→ What to work on: Every entry should be repeated exactly. Omit the pictures.

----

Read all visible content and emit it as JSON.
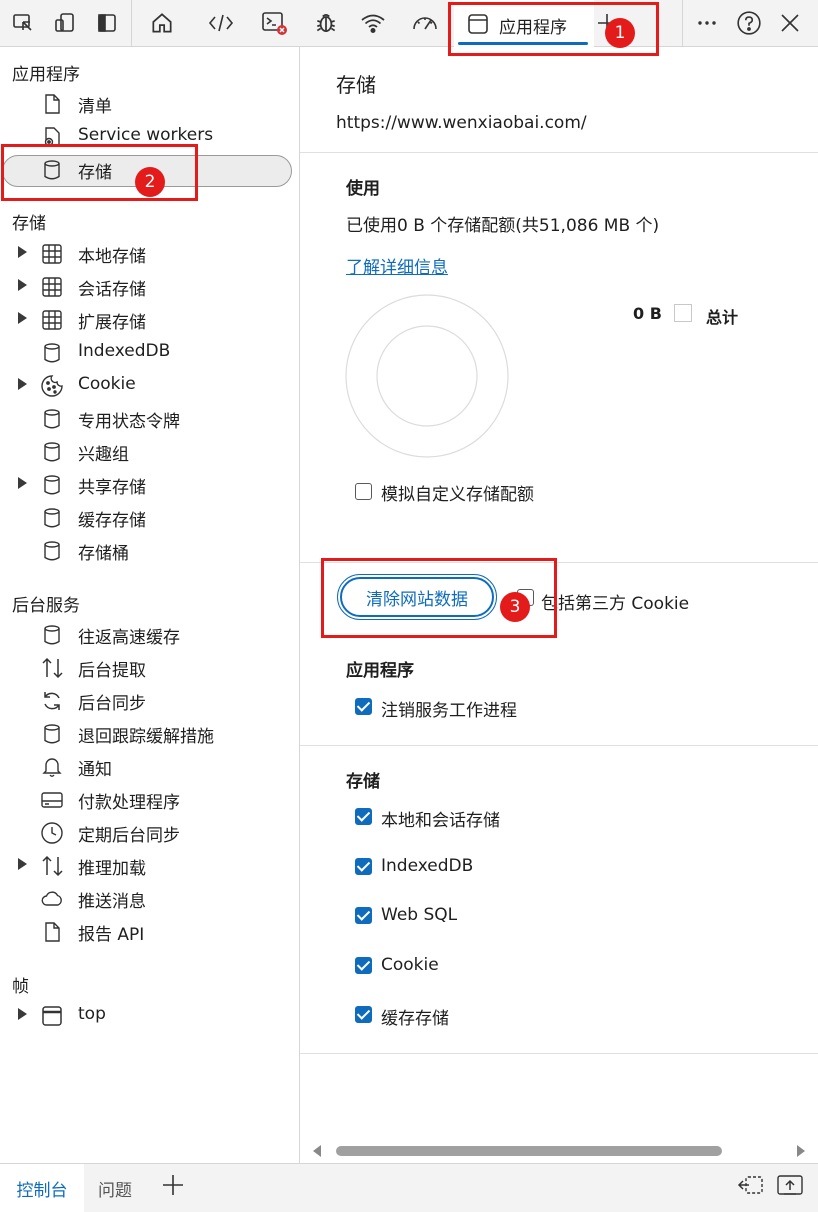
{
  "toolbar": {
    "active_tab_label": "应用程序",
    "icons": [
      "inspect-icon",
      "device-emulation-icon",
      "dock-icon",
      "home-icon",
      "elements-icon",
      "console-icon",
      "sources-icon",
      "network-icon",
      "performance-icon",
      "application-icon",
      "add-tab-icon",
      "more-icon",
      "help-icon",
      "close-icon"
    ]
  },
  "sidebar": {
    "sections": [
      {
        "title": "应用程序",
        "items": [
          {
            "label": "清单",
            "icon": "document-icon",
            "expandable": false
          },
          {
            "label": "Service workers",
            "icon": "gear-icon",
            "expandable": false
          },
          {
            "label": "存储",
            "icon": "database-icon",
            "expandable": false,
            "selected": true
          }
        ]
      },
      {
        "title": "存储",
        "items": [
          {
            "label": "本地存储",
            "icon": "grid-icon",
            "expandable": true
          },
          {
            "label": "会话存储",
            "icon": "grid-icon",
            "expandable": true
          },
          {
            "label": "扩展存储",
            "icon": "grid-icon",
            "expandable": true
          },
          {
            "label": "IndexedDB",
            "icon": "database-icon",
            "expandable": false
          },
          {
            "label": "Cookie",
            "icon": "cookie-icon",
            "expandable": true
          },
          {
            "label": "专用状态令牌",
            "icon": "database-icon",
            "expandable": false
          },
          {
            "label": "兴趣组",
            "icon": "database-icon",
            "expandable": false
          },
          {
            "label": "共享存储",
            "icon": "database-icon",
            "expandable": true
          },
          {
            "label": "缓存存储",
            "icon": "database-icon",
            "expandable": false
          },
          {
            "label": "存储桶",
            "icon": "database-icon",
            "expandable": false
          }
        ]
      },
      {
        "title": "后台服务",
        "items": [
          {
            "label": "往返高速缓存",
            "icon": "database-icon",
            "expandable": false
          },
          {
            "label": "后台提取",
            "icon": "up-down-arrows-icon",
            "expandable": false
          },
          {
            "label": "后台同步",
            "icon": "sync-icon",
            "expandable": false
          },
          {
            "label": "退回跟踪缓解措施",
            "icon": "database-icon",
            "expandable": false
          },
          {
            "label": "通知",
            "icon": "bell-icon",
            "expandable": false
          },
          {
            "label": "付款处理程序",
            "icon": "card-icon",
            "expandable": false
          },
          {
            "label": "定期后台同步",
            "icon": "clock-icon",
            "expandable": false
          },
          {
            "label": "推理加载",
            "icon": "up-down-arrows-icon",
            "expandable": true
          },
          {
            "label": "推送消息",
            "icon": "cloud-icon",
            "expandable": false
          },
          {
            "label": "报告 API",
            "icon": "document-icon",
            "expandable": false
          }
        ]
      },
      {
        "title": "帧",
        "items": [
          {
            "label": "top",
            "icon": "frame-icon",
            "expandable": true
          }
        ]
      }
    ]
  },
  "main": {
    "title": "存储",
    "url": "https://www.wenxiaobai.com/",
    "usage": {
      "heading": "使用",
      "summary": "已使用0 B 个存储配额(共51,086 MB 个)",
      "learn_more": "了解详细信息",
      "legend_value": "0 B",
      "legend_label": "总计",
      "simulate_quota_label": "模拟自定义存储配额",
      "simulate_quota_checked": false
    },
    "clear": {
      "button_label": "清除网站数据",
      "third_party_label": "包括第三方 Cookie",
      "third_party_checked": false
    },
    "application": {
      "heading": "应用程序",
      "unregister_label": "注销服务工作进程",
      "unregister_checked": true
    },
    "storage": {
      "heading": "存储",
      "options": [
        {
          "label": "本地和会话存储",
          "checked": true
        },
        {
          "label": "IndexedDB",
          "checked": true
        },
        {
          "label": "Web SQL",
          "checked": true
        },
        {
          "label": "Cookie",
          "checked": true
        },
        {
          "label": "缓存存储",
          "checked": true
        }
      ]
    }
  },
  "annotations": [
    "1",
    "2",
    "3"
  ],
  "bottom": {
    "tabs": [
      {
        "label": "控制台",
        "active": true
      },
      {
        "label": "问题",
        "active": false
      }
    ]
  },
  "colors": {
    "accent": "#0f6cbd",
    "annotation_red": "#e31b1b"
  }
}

----

→ Full response:
Read all visible content and emit it as JSON.
{
  "toolbar": {
    "active_tab_label": "应用程序",
    "icons": [
      "inspect-icon",
      "device-emulation-icon",
      "dock-icon",
      "home-icon",
      "elements-icon",
      "console-icon",
      "sources-icon",
      "network-icon",
      "performance-icon",
      "application-icon",
      "add-tab-icon",
      "more-icon",
      "help-icon",
      "close-icon"
    ]
  },
  "sidebar": {
    "sections": [
      {
        "title": "应用程序",
        "items": [
          {
            "label": "清单",
            "icon": "document-icon",
            "expandable": false
          },
          {
            "label": "Service workers",
            "icon": "gear-icon",
            "expandable": false
          },
          {
            "label": "存储",
            "icon": "database-icon",
            "expandable": false,
            "selected": true
          }
        ]
      },
      {
        "title": "存储",
        "items": [
          {
            "label": "本地存储",
            "icon": "grid-icon",
            "expandable": true
          },
          {
            "label": "会话存储",
            "icon": "grid-icon",
            "expandable": true
          },
          {
            "label": "扩展存储",
            "icon": "grid-icon",
            "expandable": true
          },
          {
            "label": "IndexedDB",
            "icon": "database-icon",
            "expandable": false
          },
          {
            "label": "Cookie",
            "icon": "cookie-icon",
            "expandable": true
          },
          {
            "label": "专用状态令牌",
            "icon": "database-icon",
            "expandable": false
          },
          {
            "label": "兴趣组",
            "icon": "database-icon",
            "expandable": false
          },
          {
            "label": "共享存储",
            "icon": "database-icon",
            "expandable": true
          },
          {
            "label": "缓存存储",
            "icon": "database-icon",
            "expandable": false
          },
          {
            "label": "存储桶",
            "icon": "database-icon",
            "expandable": false
          }
        ]
      },
      {
        "title": "后台服务",
        "items": [
          {
            "label": "往返高速缓存",
            "icon": "database-icon",
            "expandable": false
          },
          {
            "label": "后台提取",
            "icon": "up-down-arrows-icon",
            "expandable": false
          },
          {
            "label": "后台同步",
            "icon": "sync-icon",
            "expandable": false
          },
          {
            "label": "退回跟踪缓解措施",
            "icon": "database-icon",
            "expandable": false
          },
          {
            "label": "通知",
            "icon": "bell-icon",
            "expandable": false
          },
          {
            "label": "付款处理程序",
            "icon": "card-icon",
            "expandable": false
          },
          {
            "label": "定期后台同步",
            "icon": "clock-icon",
            "expandable": false
          },
          {
            "label": "推理加载",
            "icon": "up-down-arrows-icon",
            "expandable": true
          },
          {
            "label": "推送消息",
            "icon": "cloud-icon",
            "expandable": false
          },
          {
            "label": "报告 API",
            "icon": "document-icon",
            "expandable": false
          }
        ]
      },
      {
        "title": "帧",
        "items": [
          {
            "label": "top",
            "icon": "frame-icon",
            "expandable": true
          }
        ]
      }
    ]
  },
  "main": {
    "title": "存储",
    "url": "https://www.wenxiaobai.com/",
    "usage": {
      "heading": "使用",
      "summary": "已使用0 B 个存储配额(共51,086 MB 个)",
      "learn_more": "了解详细信息",
      "legend_value": "0 B",
      "legend_label": "总计",
      "simulate_quota_label": "模拟自定义存储配额",
      "simulate_quota_checked": false
    },
    "clear": {
      "button_label": "清除网站数据",
      "third_party_label": "包括第三方 Cookie",
      "third_party_checked": false
    },
    "application": {
      "heading": "应用程序",
      "unregister_label": "注销服务工作进程",
      "unregister_checked": true
    },
    "storage": {
      "heading": "存储",
      "options": [
        {
          "label": "本地和会话存储",
          "checked": true
        },
        {
          "label": "IndexedDB",
          "checked": true
        },
        {
          "label": "Web SQL",
          "checked": true
        },
        {
          "label": "Cookie",
          "checked": true
        },
        {
          "label": "缓存存储",
          "checked": true
        }
      ]
    }
  },
  "annotations": [
    "1",
    "2",
    "3"
  ],
  "bottom": {
    "tabs": [
      {
        "label": "控制台",
        "active": true
      },
      {
        "label": "问题",
        "active": false
      }
    ]
  },
  "colors": {
    "accent": "#0f6cbd",
    "annotation_red": "#e31b1b"
  }
}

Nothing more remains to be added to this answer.